◆ Required work: Search the material for the word "Bloomberg" and report each line where it turns up.

==== Input material ====

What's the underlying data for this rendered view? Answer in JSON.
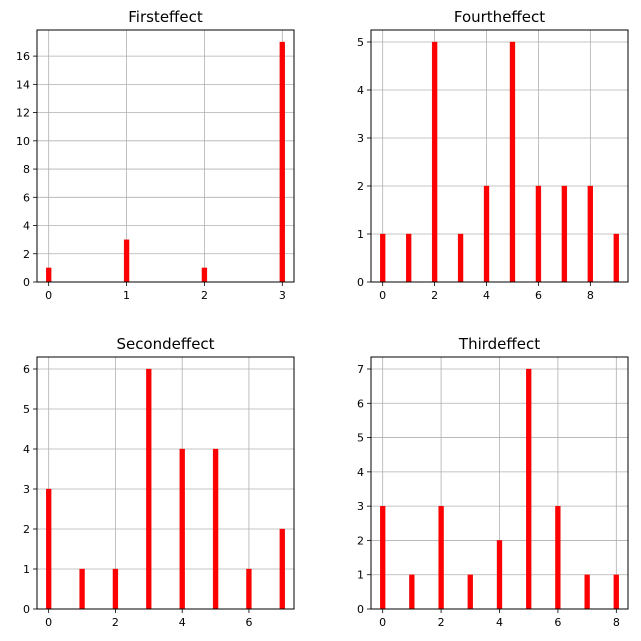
{
  "colors": {
    "bar": "#ff0000",
    "grid": "#b0b0b0",
    "frame": "#000000"
  },
  "chart_data": [
    {
      "type": "bar",
      "title": "Firsteffect",
      "xlabel": "",
      "ylabel": "",
      "x": [
        0,
        1,
        2,
        3
      ],
      "values": [
        1,
        3,
        1,
        17
      ],
      "xlim": [
        -0.15,
        3.15
      ],
      "ylim": [
        0,
        17.85
      ],
      "xticks": [
        0,
        1,
        2,
        3
      ],
      "yticks": [
        0,
        2,
        4,
        6,
        8,
        10,
        12,
        14,
        16
      ],
      "grid": true,
      "legend": "none"
    },
    {
      "type": "bar",
      "title": "Fourtheffect",
      "xlabel": "",
      "ylabel": "",
      "x": [
        0,
        1,
        2,
        3,
        4,
        5,
        6,
        7,
        8,
        9
      ],
      "values": [
        1,
        1,
        5,
        1,
        2,
        5,
        2,
        2,
        2,
        1
      ],
      "xlim": [
        -0.45,
        9.45
      ],
      "ylim": [
        0,
        5.25
      ],
      "xticks": [
        0,
        2,
        4,
        6,
        8
      ],
      "yticks": [
        0,
        1,
        2,
        3,
        4,
        5
      ],
      "grid": true,
      "legend": "none"
    },
    {
      "type": "bar",
      "title": "Secondeffect",
      "xlabel": "",
      "ylabel": "",
      "x": [
        0,
        1,
        2,
        3,
        4,
        5,
        6,
        7
      ],
      "values": [
        3,
        1,
        1,
        6,
        4,
        4,
        1,
        2
      ],
      "xlim": [
        -0.35,
        7.35
      ],
      "ylim": [
        0,
        6.3
      ],
      "xticks": [
        0,
        2,
        4,
        6
      ],
      "yticks": [
        0,
        1,
        2,
        3,
        4,
        5,
        6
      ],
      "grid": true,
      "legend": "none"
    },
    {
      "type": "bar",
      "title": "Thirdeffect",
      "xlabel": "",
      "ylabel": "",
      "x": [
        0,
        1,
        2,
        3,
        4,
        5,
        6,
        7,
        8
      ],
      "values": [
        3,
        1,
        3,
        1,
        2,
        7,
        3,
        1,
        1
      ],
      "xlim": [
        -0.4,
        8.4
      ],
      "ylim": [
        0,
        7.35
      ],
      "xticks": [
        0,
        2,
        4,
        6,
        8
      ],
      "yticks": [
        0,
        1,
        2,
        3,
        4,
        5,
        6,
        7
      ],
      "grid": true,
      "legend": "none"
    }
  ]
}
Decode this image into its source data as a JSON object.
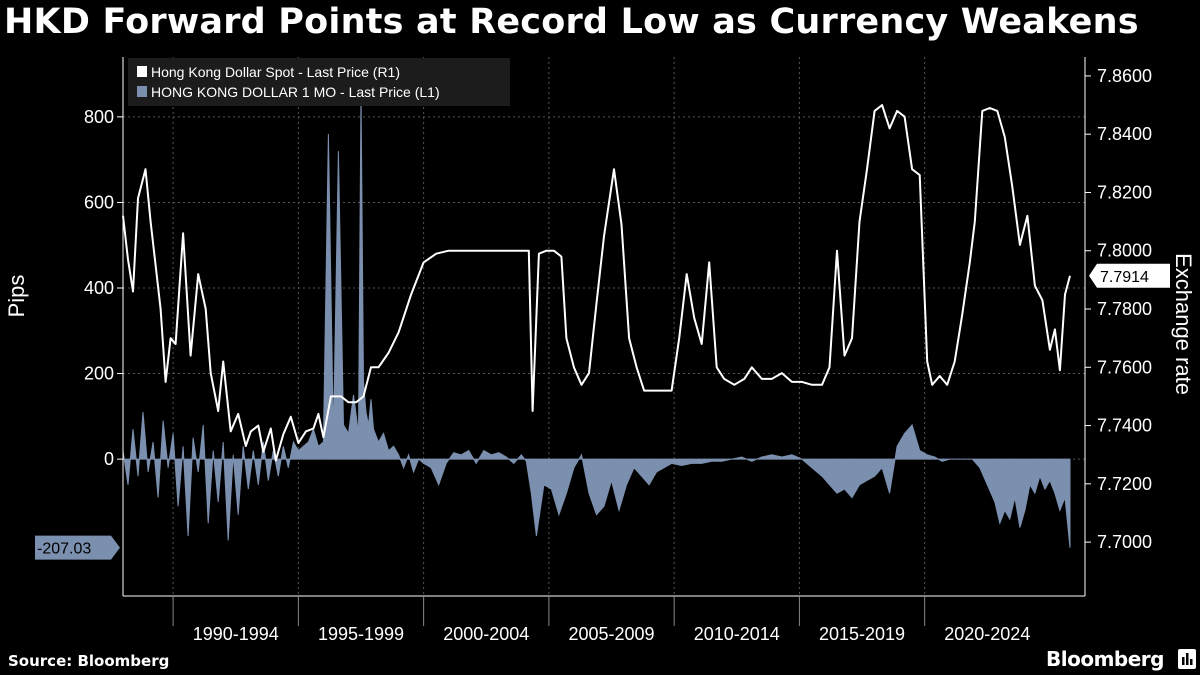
{
  "header": {
    "title": "HKD Forward Points at Record Low as Currency Weakens"
  },
  "footer": {
    "source": "Source: Bloomberg",
    "brand": "Bloomberg"
  },
  "colors": {
    "background": "#000000",
    "spot_series": "#ffffff",
    "forward_series": "#7b8fae",
    "grid": "#555555",
    "axis_text": "#ffffff"
  },
  "icons": [
    "terminal-logo-icon"
  ],
  "chart_data": {
    "type": "line",
    "title": "HKD Forward Points at Record Low as Currency Weakens",
    "x_categories": [
      "1990-1994",
      "1995-1999",
      "2000-2004",
      "2005-2009",
      "2010-2014",
      "2015-2019",
      "2020-2024"
    ],
    "x_range": [
      1988.0,
      2026.4
    ],
    "left_axis": {
      "label": "Pips",
      "ticks": [
        0,
        200,
        400,
        600,
        800
      ],
      "range": [
        -320,
        940
      ]
    },
    "right_axis": {
      "label": "Exchange rate",
      "ticks": [
        7.7,
        7.72,
        7.74,
        7.76,
        7.78,
        7.8,
        7.82,
        7.84,
        7.86
      ],
      "tick_labels": [
        "7.7000",
        "7.7200",
        "7.7400",
        "7.7600",
        "7.7800",
        "7.8000",
        "7.8200",
        "7.8400",
        "7.8600"
      ],
      "range": [
        7.6815,
        7.8665
      ]
    },
    "legend": {
      "position": "top-left",
      "entries": [
        "Hong Kong Dollar Spot - Last Price (R1)",
        "HONG KONG DOLLAR 1 MO - Last Price (L1)"
      ]
    },
    "last_value_labels": {
      "spot": "7.7914",
      "forward": "-207.03"
    },
    "series": [
      {
        "name": "Hong Kong Dollar Spot - Last Price (R1)",
        "axis": "right",
        "style": "line",
        "x": [
          1988.0,
          1988.2,
          1988.4,
          1988.6,
          1988.9,
          1989.1,
          1989.3,
          1989.5,
          1989.7,
          1989.9,
          1990.1,
          1990.4,
          1990.7,
          1991.0,
          1991.3,
          1991.5,
          1991.8,
          1992.0,
          1992.3,
          1992.6,
          1992.9,
          1993.1,
          1993.4,
          1993.6,
          1993.9,
          1994.1,
          1994.4,
          1994.7,
          1995.0,
          1995.3,
          1995.6,
          1995.8,
          1996.0,
          1996.3,
          1996.7,
          1997.0,
          1997.3,
          1997.6,
          1997.9,
          1998.2,
          1998.6,
          1999.0,
          1999.5,
          2000.0,
          2000.5,
          2001.0,
          2001.5,
          2002.0,
          2002.5,
          2003.0,
          2003.4,
          2003.8,
          2004.0,
          2004.2,
          2004.35,
          2004.6,
          2004.9,
          2005.2,
          2005.5,
          2005.7,
          2006.0,
          2006.3,
          2006.6,
          2006.9,
          2007.2,
          2007.6,
          2007.9,
          2008.2,
          2008.5,
          2008.8,
          2009.1,
          2009.5,
          2009.9,
          2010.2,
          2010.5,
          2010.8,
          2011.1,
          2011.4,
          2011.7,
          2012.0,
          2012.4,
          2012.8,
          2013.1,
          2013.5,
          2013.9,
          2014.3,
          2014.7,
          2015.1,
          2015.5,
          2015.9,
          2016.2,
          2016.5,
          2016.8,
          2017.1,
          2017.4,
          2017.7,
          2018.0,
          2018.3,
          2018.6,
          2018.9,
          2019.2,
          2019.5,
          2019.8,
          2020.1,
          2020.3,
          2020.6,
          2020.9,
          2021.2,
          2021.5,
          2021.8,
          2022.0,
          2022.3,
          2022.6,
          2022.9,
          2023.2,
          2023.5,
          2023.8,
          2024.1,
          2024.4,
          2024.7,
          2025.0,
          2025.2,
          2025.4,
          2025.6,
          2025.8
        ],
        "y": [
          7.812,
          7.797,
          7.786,
          7.818,
          7.828,
          7.81,
          7.795,
          7.78,
          7.755,
          7.77,
          7.768,
          7.806,
          7.764,
          7.792,
          7.78,
          7.758,
          7.745,
          7.762,
          7.738,
          7.744,
          7.733,
          7.738,
          7.74,
          7.731,
          7.739,
          7.728,
          7.737,
          7.743,
          7.734,
          7.738,
          7.739,
          7.744,
          7.736,
          7.75,
          7.75,
          7.748,
          7.748,
          7.75,
          7.76,
          7.76,
          7.765,
          7.772,
          7.785,
          7.796,
          7.799,
          7.8,
          7.8,
          7.8,
          7.8,
          7.8,
          7.8,
          7.8,
          7.8,
          7.8,
          7.745,
          7.799,
          7.8,
          7.8,
          7.798,
          7.77,
          7.76,
          7.754,
          7.758,
          7.782,
          7.805,
          7.828,
          7.809,
          7.77,
          7.76,
          7.752,
          7.752,
          7.752,
          7.752,
          7.77,
          7.792,
          7.777,
          7.768,
          7.796,
          7.76,
          7.756,
          7.754,
          7.756,
          7.76,
          7.756,
          7.756,
          7.758,
          7.755,
          7.755,
          7.754,
          7.754,
          7.76,
          7.8,
          7.764,
          7.77,
          7.81,
          7.828,
          7.848,
          7.85,
          7.842,
          7.848,
          7.846,
          7.828,
          7.826,
          7.762,
          7.754,
          7.757,
          7.754,
          7.762,
          7.778,
          7.796,
          7.81,
          7.848,
          7.849,
          7.848,
          7.839,
          7.822,
          7.802,
          7.812,
          7.788,
          7.783,
          7.766,
          7.773,
          7.759,
          7.785,
          7.7914
        ]
      },
      {
        "name": "HONG KONG DOLLAR 1 MO - Last Price (L1)",
        "axis": "left",
        "style": "area",
        "x": [
          1988.0,
          1988.2,
          1988.4,
          1988.6,
          1988.8,
          1989.0,
          1989.2,
          1989.4,
          1989.6,
          1989.8,
          1990.0,
          1990.2,
          1990.4,
          1990.6,
          1990.8,
          1991.0,
          1991.2,
          1991.4,
          1991.6,
          1991.8,
          1992.0,
          1992.2,
          1992.4,
          1992.6,
          1992.8,
          1993.0,
          1993.2,
          1993.4,
          1993.6,
          1993.8,
          1994.0,
          1994.2,
          1994.4,
          1994.6,
          1994.8,
          1995.0,
          1995.2,
          1995.4,
          1995.6,
          1995.8,
          1996.0,
          1996.2,
          1996.4,
          1996.6,
          1996.8,
          1997.0,
          1997.2,
          1997.4,
          1997.5,
          1997.6,
          1997.7,
          1997.8,
          1997.9,
          1998.0,
          1998.2,
          1998.4,
          1998.6,
          1998.8,
          1999.0,
          1999.2,
          1999.4,
          1999.6,
          1999.8,
          2000.0,
          2000.3,
          2000.6,
          2000.9,
          2001.2,
          2001.5,
          2001.8,
          2002.1,
          2002.4,
          2002.7,
          2003.0,
          2003.3,
          2003.6,
          2003.9,
          2004.1,
          2004.3,
          2004.5,
          2004.8,
          2005.1,
          2005.4,
          2005.7,
          2006.0,
          2006.3,
          2006.6,
          2006.9,
          2007.2,
          2007.5,
          2007.8,
          2008.1,
          2008.4,
          2008.7,
          2009.0,
          2009.3,
          2009.6,
          2009.9,
          2010.3,
          2010.7,
          2011.1,
          2011.5,
          2011.9,
          2012.3,
          2012.7,
          2013.1,
          2013.5,
          2013.9,
          2014.3,
          2014.7,
          2015.1,
          2015.5,
          2015.9,
          2016.2,
          2016.5,
          2016.8,
          2017.1,
          2017.4,
          2017.7,
          2018.0,
          2018.3,
          2018.6,
          2018.9,
          2019.2,
          2019.5,
          2019.8,
          2020.1,
          2020.4,
          2020.7,
          2021.0,
          2021.3,
          2021.6,
          2021.9,
          2022.2,
          2022.5,
          2022.8,
          2023.0,
          2023.2,
          2023.4,
          2023.6,
          2023.8,
          2024.0,
          2024.2,
          2024.4,
          2024.6,
          2024.8,
          2025.0,
          2025.2,
          2025.4,
          2025.6,
          2025.8
        ],
        "y": [
          20,
          -60,
          70,
          -40,
          110,
          -30,
          40,
          -90,
          90,
          -20,
          60,
          -110,
          30,
          -180,
          50,
          -30,
          80,
          -150,
          20,
          -100,
          40,
          -190,
          10,
          -130,
          30,
          -70,
          20,
          -60,
          40,
          -50,
          20,
          -40,
          30,
          -20,
          40,
          20,
          30,
          40,
          70,
          30,
          40,
          760,
          50,
          720,
          80,
          60,
          150,
          60,
          860,
          180,
          110,
          80,
          140,
          70,
          40,
          60,
          20,
          30,
          10,
          -20,
          10,
          -30,
          0,
          -10,
          -20,
          -60,
          -10,
          15,
          10,
          20,
          -10,
          20,
          10,
          15,
          5,
          -10,
          10,
          -5,
          -80,
          -180,
          -60,
          -70,
          -130,
          -80,
          -20,
          10,
          -80,
          -130,
          -110,
          -50,
          -120,
          -60,
          -20,
          -40,
          -60,
          -30,
          -20,
          -10,
          -15,
          -10,
          -10,
          -5,
          -5,
          0,
          5,
          -5,
          5,
          10,
          5,
          10,
          0,
          -20,
          -40,
          -60,
          -80,
          -70,
          -90,
          -60,
          -50,
          -40,
          -20,
          -80,
          30,
          60,
          80,
          20,
          10,
          5,
          -5,
          0,
          0,
          0,
          0,
          -20,
          -60,
          -100,
          -150,
          -120,
          -140,
          -90,
          -160,
          -120,
          -60,
          -80,
          -40,
          -70,
          -50,
          -80,
          -120,
          -90,
          -207.03
        ]
      }
    ]
  }
}
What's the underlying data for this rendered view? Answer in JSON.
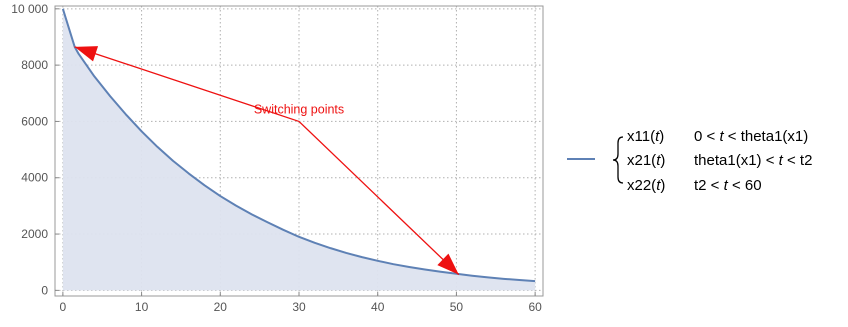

====

◆ Complete output:
    "source": "Source: Bloomberg",
    "brand": "Bloomberg"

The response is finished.